→ **GIVEN PROBLEM**
Wherever "aluminum" appears in a line, copy that line.

START

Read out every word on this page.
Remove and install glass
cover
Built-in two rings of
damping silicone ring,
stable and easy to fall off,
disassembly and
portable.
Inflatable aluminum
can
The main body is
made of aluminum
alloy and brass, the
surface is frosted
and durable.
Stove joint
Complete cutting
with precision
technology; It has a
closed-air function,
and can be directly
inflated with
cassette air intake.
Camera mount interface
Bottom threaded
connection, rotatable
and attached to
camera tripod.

END

→ **TASK RESPONSE**
Inflatable aluminum
made of aluminum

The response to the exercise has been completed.